• [WORK REQUIRED] Copy out the data below verbatim.
- - -
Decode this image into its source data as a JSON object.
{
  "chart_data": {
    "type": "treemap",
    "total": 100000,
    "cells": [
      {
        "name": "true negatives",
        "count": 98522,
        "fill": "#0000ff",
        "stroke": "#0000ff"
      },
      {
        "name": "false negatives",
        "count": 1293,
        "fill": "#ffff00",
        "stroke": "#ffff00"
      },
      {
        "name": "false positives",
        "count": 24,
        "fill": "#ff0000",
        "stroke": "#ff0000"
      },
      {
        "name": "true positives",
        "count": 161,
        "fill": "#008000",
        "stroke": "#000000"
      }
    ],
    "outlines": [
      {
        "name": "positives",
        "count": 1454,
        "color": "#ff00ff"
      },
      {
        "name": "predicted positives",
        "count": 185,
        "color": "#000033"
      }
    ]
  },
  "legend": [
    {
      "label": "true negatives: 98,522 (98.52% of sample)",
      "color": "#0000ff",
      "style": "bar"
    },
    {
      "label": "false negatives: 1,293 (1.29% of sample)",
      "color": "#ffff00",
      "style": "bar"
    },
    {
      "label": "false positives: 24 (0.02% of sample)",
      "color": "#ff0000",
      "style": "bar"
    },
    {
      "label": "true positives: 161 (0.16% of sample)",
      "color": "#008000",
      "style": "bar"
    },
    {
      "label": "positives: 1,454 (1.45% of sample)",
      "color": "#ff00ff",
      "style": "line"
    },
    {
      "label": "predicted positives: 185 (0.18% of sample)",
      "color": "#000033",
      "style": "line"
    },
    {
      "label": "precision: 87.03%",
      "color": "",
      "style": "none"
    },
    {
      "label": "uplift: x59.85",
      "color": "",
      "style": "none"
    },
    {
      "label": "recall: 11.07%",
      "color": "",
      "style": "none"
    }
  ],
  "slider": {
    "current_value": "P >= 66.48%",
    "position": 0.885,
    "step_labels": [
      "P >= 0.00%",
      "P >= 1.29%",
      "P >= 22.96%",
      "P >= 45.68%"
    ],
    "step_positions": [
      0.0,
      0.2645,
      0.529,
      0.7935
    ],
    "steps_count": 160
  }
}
- - -
• [EXERCISE OUTPUT]
Decode this image into its source data as a JSON object.
{
  "chart_data": {
    "type": "treemap",
    "total": 100000,
    "cells": [
      {
        "name": "true negatives",
        "count": 98522,
        "fill": "#0000ff",
        "stroke": "#0000ff"
      },
      {
        "name": "false negatives",
        "count": 1293,
        "fill": "#ffff00",
        "stroke": "#ffff00"
      },
      {
        "name": "false positives",
        "count": 24,
        "fill": "#ff0000",
        "stroke": "#ff0000"
      },
      {
        "name": "true positives",
        "count": 161,
        "fill": "#008000",
        "stroke": "#000000"
      }
    ],
    "outlines": [
      {
        "name": "positives",
        "count": 1454,
        "color": "#ff00ff"
      },
      {
        "name": "predicted positives",
        "count": 185,
        "color": "#000033"
      }
    ]
  },
  "legend": [
    {
      "label": "true negatives: 98,522 (98.52% of sample)",
      "color": "#0000ff",
      "style": "bar"
    },
    {
      "label": "false negatives: 1,293 (1.29% of sample)",
      "color": "#ffff00",
      "style": "bar"
    },
    {
      "label": "false positives: 24 (0.02% of sample)",
      "color": "#ff0000",
      "style": "bar"
    },
    {
      "label": "true positives: 161 (0.16% of sample)",
      "color": "#008000",
      "style": "bar"
    },
    {
      "label": "positives: 1,454 (1.45% of sample)",
      "color": "#ff00ff",
      "style": "line"
    },
    {
      "label": "predicted positives: 185 (0.18% of sample)",
      "color": "#000033",
      "style": "line"
    },
    {
      "label": "precision: 87.03%",
      "color": "",
      "style": "none"
    },
    {
      "label": "uplift: x59.85",
      "color": "",
      "style": "none"
    },
    {
      "label": "recall: 11.07%",
      "color": "",
      "style": "none"
    }
  ],
  "slider": {
    "current_value": "P >= 66.48%",
    "position": 0.885,
    "step_labels": [
      "P >= 0.00%",
      "P >= 1.29%",
      "P >= 22.96%",
      "P >= 45.68%"
    ],
    "step_positions": [
      0.0,
      0.2645,
      0.529,
      0.7935
    ],
    "steps_count": 160
  }
}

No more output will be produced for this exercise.